## TESTO DA LEGGERE
Esultando in Dio MARIA si mette a servizio dei poveri, campo ROMA 2008

 MAGNIFICAT
Esultando in Dio MARIA
si mette a servizio dei poveri
Luca 1, 39-56 

Questo brano di Luca appartiene ai racconti dell'infanzia di GESÙ: non è una dimostrazione di come sono successi i fatti, ma una RILETTURA dei fatti alla luce del grande avvenimento morte-risurrezione di Gesù, per illuminare il cammino di fede delle prime comunità cristiane. Quindi non si tratta di curiosità storica, ma di una lettura teologica.
L’esplosione del cantico del Magnificat si inserisce nel contesto di un incontro tra due donne,
 Maria e la cugina Elisabetta che, sul piano umano, è sicuramente un incontro di grande gioia, in quanto è l’incontro tra due parenti e tra due donne in attesa di un figlio… ma il loro incontro è soprattutto di gioia e di esultanza nello Spirito Santo: Appena Elisabetta ebbe udito il saluto di Maria, il bambino le sussultò nel grembo...”  E’, infatti, un incontro che si realizza ad un livello superiore rispetto a quello prettamente umano; la casa di Zaccaria è pregna della presenza di Dio attraverso lo Spirito che colma le due donne. Maria, “la vergine”, ha da poco ricevuto l’Annuncio dell’Angelo che il Figlio di Dio è stato concepito nel suo seno, grazie all’intervento dello Spirito Santo; ed Elisabetta pure, “sterile e avanti negli anni”, ha avuto una grazia particolare, con la gravidanza di Giovanni Battista.  E’ un saluto dunque, quello fra Maria ed Elisabetta, che si realizza nella pienezza di queste “esperienze di Dio” che ciascuna delle due donne portava nel proprio corpo e nella propria vita.

Record di un dataset:
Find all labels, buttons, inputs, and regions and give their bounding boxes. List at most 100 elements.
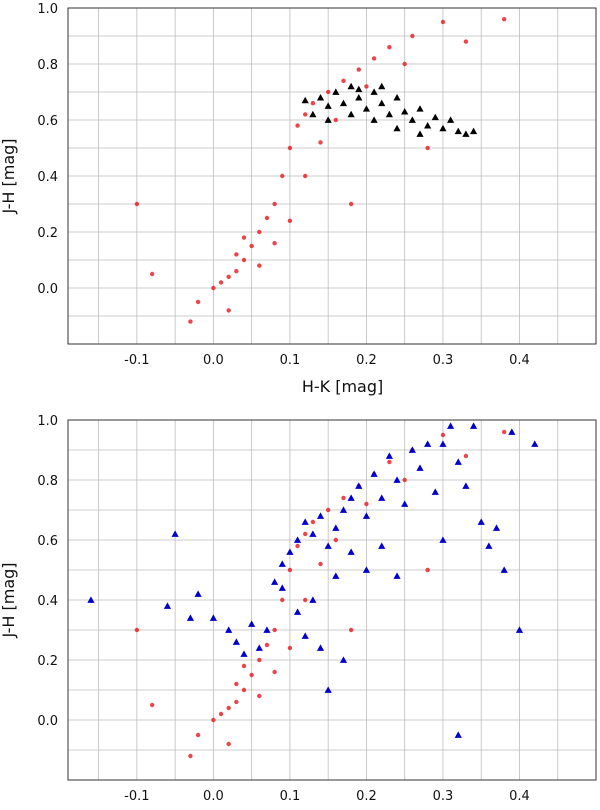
y-axis-label: J-H [mag]: [0, 562, 18, 638]
data-point-dot: [287, 645, 293, 651]
data-point-triangle: [408, 446, 416, 453]
data-point-dot: [211, 717, 216, 723]
data-point-triangle: [431, 113, 439, 121]
plot-frame: [67, 7, 597, 345]
data-point-dot: [303, 531, 308, 537]
data-point-triangle: [355, 482, 363, 489]
data-point-triangle: [393, 94, 401, 101]
plot-frame: [67, 419, 597, 781]
series-field-stars: [134, 429, 507, 759]
data-point-dot: [226, 274, 231, 279]
data-point-triangle: [271, 578, 279, 585]
series-field-stars: [134, 17, 507, 324]
data-point-triangle: [355, 85, 363, 93]
data-point-triangle: [347, 548, 355, 555]
y-tick-label: 0.0: [37, 714, 58, 729]
data-point-triangle: [278, 560, 286, 567]
data-point-triangle: [324, 102, 332, 109]
data-point-dot: [195, 299, 201, 305]
data-point-dot: [188, 319, 193, 324]
data-point-triangle: [309, 110, 317, 118]
data-point-triangle: [316, 94, 325, 101]
data-point-triangle: [362, 105, 371, 112]
data-point-dot: [272, 627, 277, 633]
data-point-triangle: [424, 440, 432, 447]
data-point-dot: [241, 235, 247, 240]
x-tick-label: 0.0: [203, 353, 224, 368]
x-tick-label: 0.1: [280, 789, 301, 804]
data-point-dot: [241, 663, 247, 669]
data-point-dot: [501, 17, 507, 22]
y-tick-label: 0.2: [37, 654, 58, 669]
data-point-dot: [241, 687, 247, 693]
data-point-triangle: [378, 82, 386, 90]
data-point-triangle: [393, 124, 401, 132]
data-point-dot: [387, 45, 392, 50]
data-point-triangle: [324, 542, 332, 549]
data-point-triangle: [355, 94, 363, 101]
data-point-dot: [295, 543, 300, 549]
data-point-triangle: [462, 130, 470, 137]
data-point-triangle: [370, 470, 378, 477]
data-point-dot: [226, 308, 231, 313]
data-point-dot: [149, 271, 155, 277]
chart-panel-1: -0.1 0.0 0.1 0.2 0.3 0.4 0.0 0.2 0.4 0.6 0.8 1.0 H-K…: [0, 2, 597, 396]
data-point-triangle: [385, 452, 393, 459]
data-point-triangle: [332, 524, 340, 531]
data-point-triangle: [316, 512, 325, 519]
data-point-dot: [364, 501, 369, 507]
data-point-dot: [234, 269, 239, 274]
data-point-dot: [272, 201, 277, 207]
data-point-dot: [310, 519, 316, 525]
data-point-triangle: [454, 127, 462, 135]
data-point-dot: [272, 669, 277, 675]
data-point-dot: [341, 495, 346, 501]
data-point-dot: [249, 243, 254, 249]
data-point-triangle: [439, 536, 447, 543]
data-point-triangle: [462, 482, 470, 489]
data-point-triangle: [232, 638, 240, 645]
x-tick-label: 0.1: [280, 353, 301, 368]
data-point-triangle: [339, 656, 348, 663]
data-point-triangle: [324, 686, 332, 693]
x-tick-label: 0.3: [433, 789, 454, 804]
x-tick-label: 0.2: [356, 353, 377, 368]
data-point-dot: [211, 285, 216, 291]
data-point-triangle: [316, 644, 325, 651]
data-point-dot: [241, 257, 247, 263]
series-sample: [87, 422, 539, 738]
data-point-dot: [463, 453, 469, 459]
data-point-dot: [348, 201, 354, 207]
data-point-dot: [249, 672, 254, 678]
y-tick-label: 1.0: [37, 2, 58, 17]
data-point-dot: [310, 101, 316, 106]
series-sample: [301, 82, 478, 137]
data-point-triangle: [385, 110, 393, 118]
data-point-triangle: [347, 494, 355, 501]
data-point-triangle: [424, 122, 432, 129]
data-point-triangle: [286, 548, 294, 555]
data-point-triangle: [332, 88, 340, 95]
data-point-triangle: [378, 99, 386, 107]
data-point-triangle: [87, 596, 95, 603]
data-point-triangle: [225, 626, 233, 633]
data-point-triangle: [500, 566, 508, 573]
data-point-triangle: [339, 506, 348, 513]
data-point-triangle: [171, 530, 179, 537]
data-point-dot: [348, 627, 354, 633]
data-point-triangle: [469, 422, 478, 429]
data-point-triangle: [209, 614, 217, 621]
data-point-triangle: [439, 440, 447, 447]
x-tick-label: 0.4: [509, 789, 530, 804]
data-point-dot: [463, 39, 469, 44]
x-tick-label: -0.1: [124, 353, 149, 368]
data-point-dot: [257, 657, 262, 663]
data-point-triangle: [393, 476, 401, 483]
data-point-triangle: [248, 620, 256, 627]
data-point-triangle: [293, 608, 302, 615]
data-point-dot: [303, 112, 308, 117]
data-point-triangle: [263, 626, 271, 633]
data-point-dot: [149, 702, 155, 708]
data-point-triangle: [431, 488, 439, 495]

## COSA FARE
1) Secondo il testo sul Magnificat, a quale gruppo di racconti del Vangelo di Luca appartiene il brano commentato?
2) Disponi in un elenco numerato le righe dei record, partendo da quella che contiene "y-axis-label: J-H [mag]: [0, 562, 18, 638]" e proseguendo fino a quella che contiene "data-point-triangle: [309, 110, 317, 118]", entrambe incluse e senza righe vuote.

## RISPOSTE AI COMPITI
1) Ai racconti dell'infanzia di Gesù.

2)
1. y-axis-label: J-H [mag]: [0, 562, 18, 638]
2. data-point-dot: [287, 645, 293, 651]
3. data-point-triangle: [408, 446, 416, 453]
4. data-point-dot: [211, 717, 216, 723]
5. data-point-triangle: [431, 113, 439, 121]
6. plot-frame: [67, 7, 597, 345]
7. data-point-dot: [303, 531, 308, 537]
8. data-point-triangle: [355, 482, 363, 489]
9. data-point-triangle: [393, 94, 401, 101]
10. plot-frame: [67, 419, 597, 781]
11. series-field-stars: [134, 429, 507, 759]
12. data-point-dot: [226, 274, 231, 279]
13. data-point-triangle: [271, 578, 279, 585]
14. series-field-stars: [134, 17, 507, 324]
15. data-point-triangle: [355, 85, 363, 93]
16. data-point-triangle: [347, 548, 355, 555]
17. y-tick-label: 0.0: [37, 714, 58, 729]
18. data-point-triangle: [278, 560, 286, 567]
19. data-point-triangle: [324, 102, 332, 109]
20. data-point-dot: [195, 299, 201, 305]
21. data-point-dot: [188, 319, 193, 324]
22. data-point-triangle: [309, 110, 317, 118]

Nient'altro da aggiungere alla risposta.